__TASK OBJECTIVE__. Locate each line containing the string "Impl" and copy it out.

__DATA PROVIDED__.
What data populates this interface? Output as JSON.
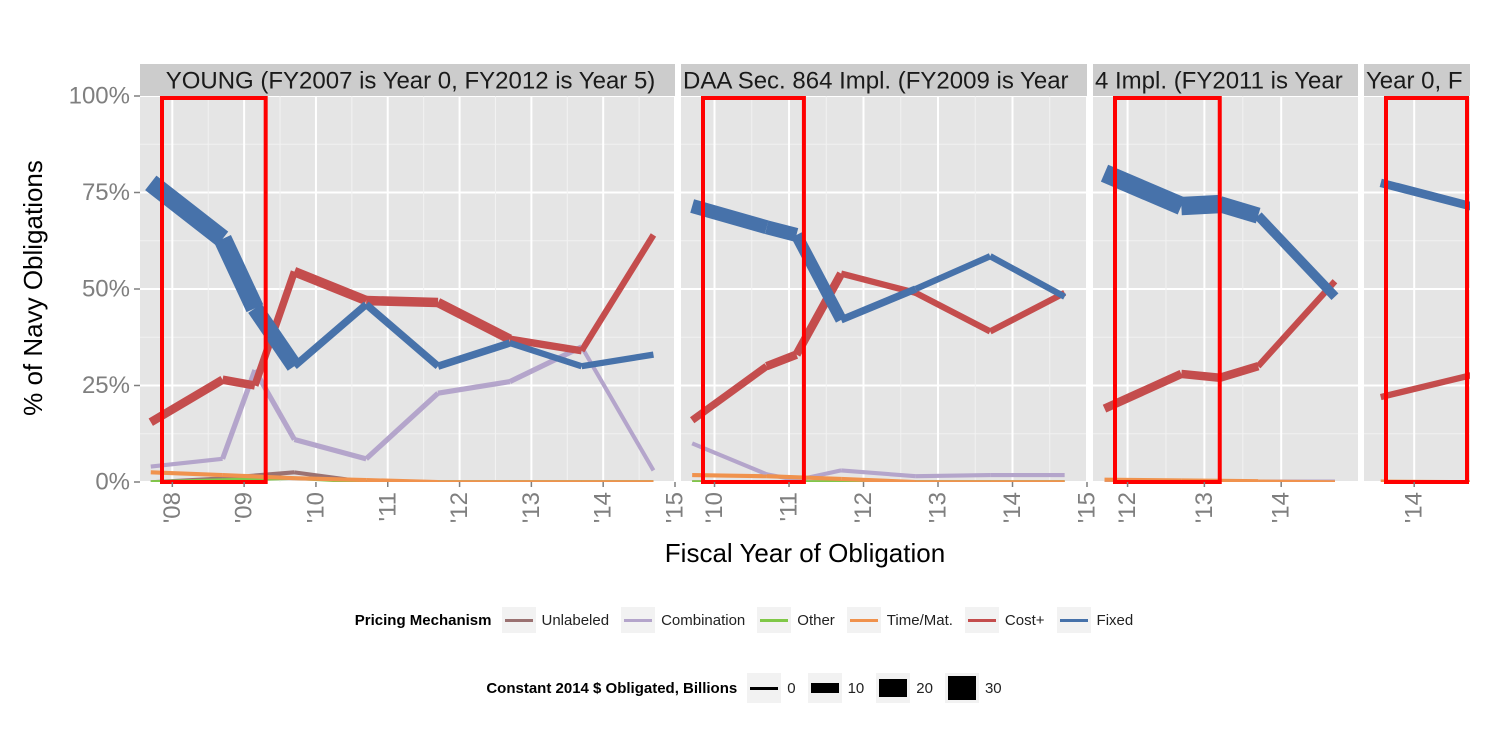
{
  "chart_data": {
    "type": "line",
    "ylabel": "% of  Navy  Obligations",
    "xlabel": "Fiscal Year of Obligation",
    "ylim": [
      0,
      1
    ],
    "yticks": [
      "0%",
      "25%",
      "50%",
      "75%",
      "100%"
    ],
    "grid": true,
    "panels": [
      {
        "strip": "YOUNG (FY2007 is Year 0, FY2012 is Year 5)",
        "xlim": [
          2007.55,
          2015.0
        ],
        "xticks": [
          "'08",
          "'09",
          "'10",
          "'11",
          "'12",
          "'13",
          "'14",
          "'15"
        ],
        "highlight_years": [
          2007.55,
          2009.3
        ],
        "series": [
          {
            "name": "Unlabeled",
            "x": [
              2007.7,
              2008.7,
              2009.7,
              2010.7,
              2011.7,
              2012.7,
              2013.7,
              2014.7
            ],
            "y": [
              0.0,
              0.01,
              0.025,
              0.0,
              0.0,
              0.0,
              0.0,
              0.0
            ],
            "size": [
              0.5,
              0.5,
              1,
              0.5,
              0.5,
              0.5,
              0.5,
              0.5
            ]
          },
          {
            "name": "Combination",
            "x": [
              2007.7,
              2008.7,
              2009.15,
              2009.7,
              2010.7,
              2011.7,
              2012.7,
              2013.7,
              2014.7
            ],
            "y": [
              0.04,
              0.06,
              0.29,
              0.11,
              0.06,
              0.23,
              0.26,
              0.35,
              0.03
            ],
            "size": [
              1,
              1,
              2,
              2,
              1,
              2,
              2,
              1,
              1
            ]
          },
          {
            "name": "Other",
            "x": [
              2007.7,
              2008.7,
              2009.7,
              2010.7,
              2011.7,
              2012.7,
              2013.7,
              2014.7
            ],
            "y": [
              0.0,
              0.005,
              0.01,
              0.0,
              0.0,
              0.0,
              0.0,
              0.0
            ],
            "size": [
              0.5,
              0.5,
              0.5,
              0.5,
              0.5,
              0.5,
              0.5,
              0.5
            ]
          },
          {
            "name": "Time/Mat.",
            "x": [
              2007.7,
              2008.7,
              2009.7,
              2010.7,
              2011.7,
              2012.7,
              2013.7,
              2014.7
            ],
            "y": [
              0.025,
              0.018,
              0.01,
              0.005,
              0.0,
              0.0,
              0.0,
              0.0
            ],
            "size": [
              1,
              1,
              1,
              1,
              0.5,
              0.5,
              0.5,
              0.5
            ]
          },
          {
            "name": "Cost+",
            "x": [
              2007.7,
              2008.7,
              2009.15,
              2009.7,
              2010.7,
              2011.7,
              2012.7,
              2013.7,
              2014.7
            ],
            "y": [
              0.155,
              0.265,
              0.25,
              0.545,
              0.47,
              0.465,
              0.37,
              0.34,
              0.64
            ],
            "size": [
              2,
              5,
              4,
              4,
              6,
              6,
              4,
              3,
              2
            ]
          },
          {
            "name": "Fixed",
            "x": [
              2007.7,
              2008.7,
              2009.15,
              2009.7,
              2010.7,
              2011.7,
              2012.7,
              2013.7,
              2014.7
            ],
            "y": [
              0.775,
              0.63,
              0.45,
              0.3,
              0.46,
              0.3,
              0.36,
              0.3,
              0.33
            ],
            "size": [
              5,
              14,
              12,
              4,
              4,
              4,
              3,
              3,
              2
            ]
          }
        ]
      },
      {
        "strip": "DAA Sec. 864 Impl. (FY2009 is Year",
        "xlim": [
          2009.55,
          2015.0
        ],
        "xticks": [
          "'10",
          "'11",
          "'12",
          "'13",
          "'14",
          "'15"
        ],
        "highlight_years": [
          2009.7,
          2011.2
        ],
        "series": [
          {
            "name": "Unlabeled",
            "x": [
              2009.7,
              2010.7,
              2011.7,
              2012.7,
              2013.7,
              2014.7
            ],
            "y": [
              0.0,
              0.0,
              0.0,
              0.0,
              0.0,
              0.0
            ],
            "size": [
              0.5,
              0.5,
              0.5,
              0.5,
              0.5,
              0.5
            ]
          },
          {
            "name": "Combination",
            "x": [
              2009.7,
              2010.7,
              2011.1,
              2011.7,
              2012.7,
              2013.7,
              2014.7
            ],
            "y": [
              0.1,
              0.02,
              0.005,
              0.03,
              0.015,
              0.018,
              0.018
            ],
            "size": [
              1,
              1,
              1,
              1,
              1,
              1,
              1
            ]
          },
          {
            "name": "Other",
            "x": [
              2009.7,
              2010.7,
              2011.7,
              2012.7,
              2013.7,
              2014.7
            ],
            "y": [
              0.0,
              0.0,
              0.0,
              0.0,
              0.0,
              0.0
            ],
            "size": [
              0.5,
              0.5,
              0.5,
              0.5,
              0.5,
              0.5
            ]
          },
          {
            "name": "Time/Mat.",
            "x": [
              2009.7,
              2010.7,
              2011.7,
              2012.7,
              2013.7,
              2014.7
            ],
            "y": [
              0.018,
              0.015,
              0.008,
              0.0,
              0.0,
              0.0
            ],
            "size": [
              1,
              1,
              1,
              0.5,
              0.5,
              0.5
            ]
          },
          {
            "name": "Cost+",
            "x": [
              2009.7,
              2010.7,
              2011.1,
              2011.7,
              2012.7,
              2013.7,
              2014.7
            ],
            "y": [
              0.16,
              0.3,
              0.33,
              0.54,
              0.49,
              0.39,
              0.49
            ],
            "size": [
              2,
              4,
              5,
              3,
              3,
              3,
              2
            ]
          },
          {
            "name": "Fixed",
            "x": [
              2009.7,
              2010.7,
              2011.1,
              2011.7,
              2012.7,
              2013.7,
              2014.7
            ],
            "y": [
              0.715,
              0.66,
              0.64,
              0.42,
              0.5,
              0.585,
              0.48
            ],
            "size": [
              6,
              10,
              8,
              4,
              3,
              3,
              3
            ]
          }
        ]
      },
      {
        "strip": "4 Impl. (FY2011 is Year",
        "xlim": [
          2011.55,
          2015.0
        ],
        "xticks": [
          "'12",
          "'13",
          "'14"
        ],
        "highlight_years": [
          2011.7,
          2013.2
        ],
        "series": [
          {
            "name": "Unlabeled",
            "x": [
              2011.7,
              2012.7,
              2013.7,
              2014.7
            ],
            "y": [
              0.0,
              0.0,
              0.0,
              0.0
            ],
            "size": [
              0.5,
              0.5,
              0.5,
              0.5
            ]
          },
          {
            "name": "Combination",
            "x": [
              2011.7,
              2012.7,
              2013.7,
              2014.7
            ],
            "y": [
              0.002,
              0.002,
              0.002,
              0.002
            ],
            "size": [
              0.5,
              0.5,
              0.5,
              0.5
            ]
          },
          {
            "name": "Time/Mat.",
            "x": [
              2011.7,
              2012.7,
              2013.7,
              2014.7
            ],
            "y": [
              0.006,
              0.004,
              0.002,
              0.0
            ],
            "size": [
              1,
              1,
              0.5,
              0.5
            ]
          },
          {
            "name": "Cost+",
            "x": [
              2011.7,
              2012.7,
              2013.2,
              2013.7,
              2014.7
            ],
            "y": [
              0.19,
              0.28,
              0.27,
              0.3,
              0.52
            ],
            "size": [
              3,
              5,
              5,
              3,
              2
            ]
          },
          {
            "name": "Fixed",
            "x": [
              2011.7,
              2012.7,
              2013.2,
              2013.7,
              2014.7
            ],
            "y": [
              0.8,
              0.715,
              0.72,
              0.69,
              0.48
            ],
            "size": [
              12,
              14,
              12,
              6,
              4
            ]
          }
        ]
      },
      {
        "strip": "Year 0, F",
        "xlim": [
          2013.55,
          2014.5
        ],
        "xticks": [
          "'14"
        ],
        "highlight_years": [
          2013.55,
          2014.5
        ],
        "series": [
          {
            "name": "Time/Mat.",
            "x": [
              2013.7,
              2014.7
            ],
            "y": [
              0.002,
              0.0
            ],
            "size": [
              0.5,
              0.5
            ]
          },
          {
            "name": "Cost+",
            "x": [
              2013.7,
              2014.7
            ],
            "y": [
              0.22,
              0.29
            ],
            "size": [
              3,
              3
            ]
          },
          {
            "name": "Fixed",
            "x": [
              2013.7,
              2014.7
            ],
            "y": [
              0.775,
              0.7
            ],
            "size": [
              5,
              5
            ]
          }
        ]
      }
    ],
    "legend": {
      "position": "bottom",
      "color_title": "Pricing Mechanism",
      "items": [
        {
          "label": "Unlabeled",
          "color": "#9b7272"
        },
        {
          "label": "Combination",
          "color": "#b4a5cb"
        },
        {
          "label": "Other",
          "color": "#80c848"
        },
        {
          "label": "Time/Mat.",
          "color": "#f0924d"
        },
        {
          "label": "Cost+",
          "color": "#c44d4d"
        },
        {
          "label": "Fixed",
          "color": "#4772aa"
        }
      ],
      "size_title": "Constant 2014 $ Obligated, Billions",
      "size_items": [
        {
          "label": "0",
          "value": 0
        },
        {
          "label": "10",
          "value": 10
        },
        {
          "label": "20",
          "value": 20
        },
        {
          "label": "30",
          "value": 30
        }
      ]
    },
    "colors": {
      "Unlabeled": "#9b7272",
      "Combination": "#b4a5cb",
      "Other": "#80c848",
      "Time/Mat.": "#f0924d",
      "Cost+": "#c44d4d",
      "Fixed": "#4772aa",
      "highlight": "#ff0000",
      "panel_bg": "#e5e5e5",
      "strip_bg": "#cccccc"
    }
  }
}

__TASK SOLUTION__.
        "strip": "DAA Sec. 864 Impl. (FY2009 is Year",
        "strip": "4 Impl. (FY2011 is Year",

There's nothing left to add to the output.